**Data supplied:**
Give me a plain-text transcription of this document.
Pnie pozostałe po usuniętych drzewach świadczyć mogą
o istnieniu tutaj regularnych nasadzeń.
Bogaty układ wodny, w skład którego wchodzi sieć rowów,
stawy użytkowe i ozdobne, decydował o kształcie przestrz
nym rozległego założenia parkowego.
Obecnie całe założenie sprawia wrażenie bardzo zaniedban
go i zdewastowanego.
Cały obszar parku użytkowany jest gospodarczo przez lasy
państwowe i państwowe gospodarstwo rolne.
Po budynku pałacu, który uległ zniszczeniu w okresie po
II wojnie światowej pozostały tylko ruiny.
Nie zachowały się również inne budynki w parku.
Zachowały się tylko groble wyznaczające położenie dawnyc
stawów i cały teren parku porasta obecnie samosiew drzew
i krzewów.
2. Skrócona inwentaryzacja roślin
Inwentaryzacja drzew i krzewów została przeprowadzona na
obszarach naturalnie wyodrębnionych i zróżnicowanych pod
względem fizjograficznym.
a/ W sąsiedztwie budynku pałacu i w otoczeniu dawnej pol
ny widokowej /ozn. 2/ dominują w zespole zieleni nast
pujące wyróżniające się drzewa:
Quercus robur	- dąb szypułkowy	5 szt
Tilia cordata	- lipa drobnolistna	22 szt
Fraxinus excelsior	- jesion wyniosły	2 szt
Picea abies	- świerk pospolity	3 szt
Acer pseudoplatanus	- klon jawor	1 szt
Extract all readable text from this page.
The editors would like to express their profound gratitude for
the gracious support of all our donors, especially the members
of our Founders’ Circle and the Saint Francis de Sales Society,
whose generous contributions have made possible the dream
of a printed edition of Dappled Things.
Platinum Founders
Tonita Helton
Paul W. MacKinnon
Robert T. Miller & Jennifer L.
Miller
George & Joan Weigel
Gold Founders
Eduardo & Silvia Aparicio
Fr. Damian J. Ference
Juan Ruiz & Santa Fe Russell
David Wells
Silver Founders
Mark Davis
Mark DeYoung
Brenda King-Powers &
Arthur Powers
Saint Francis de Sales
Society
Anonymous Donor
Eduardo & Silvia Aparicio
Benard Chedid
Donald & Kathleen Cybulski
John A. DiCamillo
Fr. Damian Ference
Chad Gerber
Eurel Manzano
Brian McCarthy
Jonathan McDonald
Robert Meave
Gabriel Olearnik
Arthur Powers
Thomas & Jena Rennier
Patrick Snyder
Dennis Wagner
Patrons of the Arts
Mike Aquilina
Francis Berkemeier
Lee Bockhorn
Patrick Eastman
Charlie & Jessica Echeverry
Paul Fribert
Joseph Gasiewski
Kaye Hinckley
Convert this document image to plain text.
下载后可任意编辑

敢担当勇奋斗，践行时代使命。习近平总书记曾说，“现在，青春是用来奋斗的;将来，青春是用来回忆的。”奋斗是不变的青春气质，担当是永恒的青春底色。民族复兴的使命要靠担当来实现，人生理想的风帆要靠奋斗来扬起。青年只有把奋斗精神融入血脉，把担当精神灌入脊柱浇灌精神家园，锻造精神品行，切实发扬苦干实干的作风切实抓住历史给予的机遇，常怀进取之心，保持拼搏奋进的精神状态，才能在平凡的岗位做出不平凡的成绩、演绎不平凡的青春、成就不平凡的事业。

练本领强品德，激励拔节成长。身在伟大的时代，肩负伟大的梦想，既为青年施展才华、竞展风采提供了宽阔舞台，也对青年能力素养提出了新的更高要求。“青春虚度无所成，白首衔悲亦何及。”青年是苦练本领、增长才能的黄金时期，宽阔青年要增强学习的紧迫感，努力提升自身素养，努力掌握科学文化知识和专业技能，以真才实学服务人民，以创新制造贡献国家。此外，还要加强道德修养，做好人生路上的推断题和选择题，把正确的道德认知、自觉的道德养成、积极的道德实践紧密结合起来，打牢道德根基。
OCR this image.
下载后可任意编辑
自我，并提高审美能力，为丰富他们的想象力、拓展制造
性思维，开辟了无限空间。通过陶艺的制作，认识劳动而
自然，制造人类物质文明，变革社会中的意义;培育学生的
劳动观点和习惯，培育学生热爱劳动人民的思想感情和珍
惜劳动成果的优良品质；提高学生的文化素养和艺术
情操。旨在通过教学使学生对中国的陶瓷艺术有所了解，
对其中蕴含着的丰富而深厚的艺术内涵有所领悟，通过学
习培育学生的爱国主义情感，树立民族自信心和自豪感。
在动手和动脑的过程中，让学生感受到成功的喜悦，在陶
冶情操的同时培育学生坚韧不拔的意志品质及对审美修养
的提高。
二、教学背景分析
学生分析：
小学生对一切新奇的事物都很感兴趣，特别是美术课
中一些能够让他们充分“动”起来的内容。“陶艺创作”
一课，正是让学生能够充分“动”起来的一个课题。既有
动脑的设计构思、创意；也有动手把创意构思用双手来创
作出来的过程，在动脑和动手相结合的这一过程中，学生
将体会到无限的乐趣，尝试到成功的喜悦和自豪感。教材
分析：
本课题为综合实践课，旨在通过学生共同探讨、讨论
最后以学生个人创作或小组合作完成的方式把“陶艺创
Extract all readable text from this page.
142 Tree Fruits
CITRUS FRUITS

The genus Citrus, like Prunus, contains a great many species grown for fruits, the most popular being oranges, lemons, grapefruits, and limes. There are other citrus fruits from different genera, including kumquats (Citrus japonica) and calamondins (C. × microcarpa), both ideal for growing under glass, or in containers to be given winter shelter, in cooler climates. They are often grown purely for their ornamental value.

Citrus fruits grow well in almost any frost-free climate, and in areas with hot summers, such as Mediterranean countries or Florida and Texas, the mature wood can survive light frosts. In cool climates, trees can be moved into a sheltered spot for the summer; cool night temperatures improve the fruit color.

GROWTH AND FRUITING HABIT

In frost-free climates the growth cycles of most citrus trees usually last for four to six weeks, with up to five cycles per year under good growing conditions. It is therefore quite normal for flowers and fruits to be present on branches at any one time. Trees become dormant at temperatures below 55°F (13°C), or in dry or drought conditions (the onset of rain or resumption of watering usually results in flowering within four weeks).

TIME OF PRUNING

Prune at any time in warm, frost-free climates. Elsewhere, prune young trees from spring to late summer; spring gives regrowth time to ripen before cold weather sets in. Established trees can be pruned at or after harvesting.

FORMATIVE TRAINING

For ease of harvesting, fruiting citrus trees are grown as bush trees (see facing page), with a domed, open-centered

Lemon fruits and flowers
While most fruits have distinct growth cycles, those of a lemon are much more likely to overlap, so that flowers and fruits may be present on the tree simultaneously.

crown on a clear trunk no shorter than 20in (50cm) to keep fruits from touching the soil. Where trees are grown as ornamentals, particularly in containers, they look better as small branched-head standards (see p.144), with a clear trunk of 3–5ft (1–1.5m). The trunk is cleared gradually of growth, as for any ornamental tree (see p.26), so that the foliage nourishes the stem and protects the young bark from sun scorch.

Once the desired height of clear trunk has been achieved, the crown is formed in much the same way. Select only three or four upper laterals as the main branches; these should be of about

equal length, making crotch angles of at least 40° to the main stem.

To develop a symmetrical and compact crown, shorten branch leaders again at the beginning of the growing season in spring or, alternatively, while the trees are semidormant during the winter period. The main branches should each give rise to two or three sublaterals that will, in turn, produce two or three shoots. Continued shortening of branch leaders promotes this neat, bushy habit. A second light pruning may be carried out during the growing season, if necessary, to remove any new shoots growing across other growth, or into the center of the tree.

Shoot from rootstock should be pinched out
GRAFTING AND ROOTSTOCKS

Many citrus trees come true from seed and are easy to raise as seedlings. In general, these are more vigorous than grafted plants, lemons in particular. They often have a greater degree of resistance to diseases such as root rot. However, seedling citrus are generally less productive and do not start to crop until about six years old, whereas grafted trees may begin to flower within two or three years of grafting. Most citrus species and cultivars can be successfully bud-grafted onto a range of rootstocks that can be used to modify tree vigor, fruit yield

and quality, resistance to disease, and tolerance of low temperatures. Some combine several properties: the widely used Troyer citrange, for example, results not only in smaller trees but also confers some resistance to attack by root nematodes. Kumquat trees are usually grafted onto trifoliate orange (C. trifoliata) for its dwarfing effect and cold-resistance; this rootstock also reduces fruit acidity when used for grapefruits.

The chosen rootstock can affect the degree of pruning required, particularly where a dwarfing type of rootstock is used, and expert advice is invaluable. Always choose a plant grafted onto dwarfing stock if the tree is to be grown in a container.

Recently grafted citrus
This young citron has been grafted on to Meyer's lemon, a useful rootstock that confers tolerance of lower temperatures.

**What you are asked to do:**
Copy each line holding the word "clear" from the listing above.

**Solution to this task:**
crown on a clear trunk no shorter than 20in (50cm) to keep fruits from touching the soil. Where trees are grown as ornamentals, particularly in containers, they look better as small branched-head standards (see p.144), with a clear trunk of 3–5ft (1–1.5m). The trunk is cleared gradually of growth, as for any ornamental tree (see p.26), so that the foliage nourishes the stem and protects the young bark from sun scorch.
Once the desired height of clear trunk has been achieved, the crown is formed in much the same way. Select only three or four upper laterals as the main branches; these should be of about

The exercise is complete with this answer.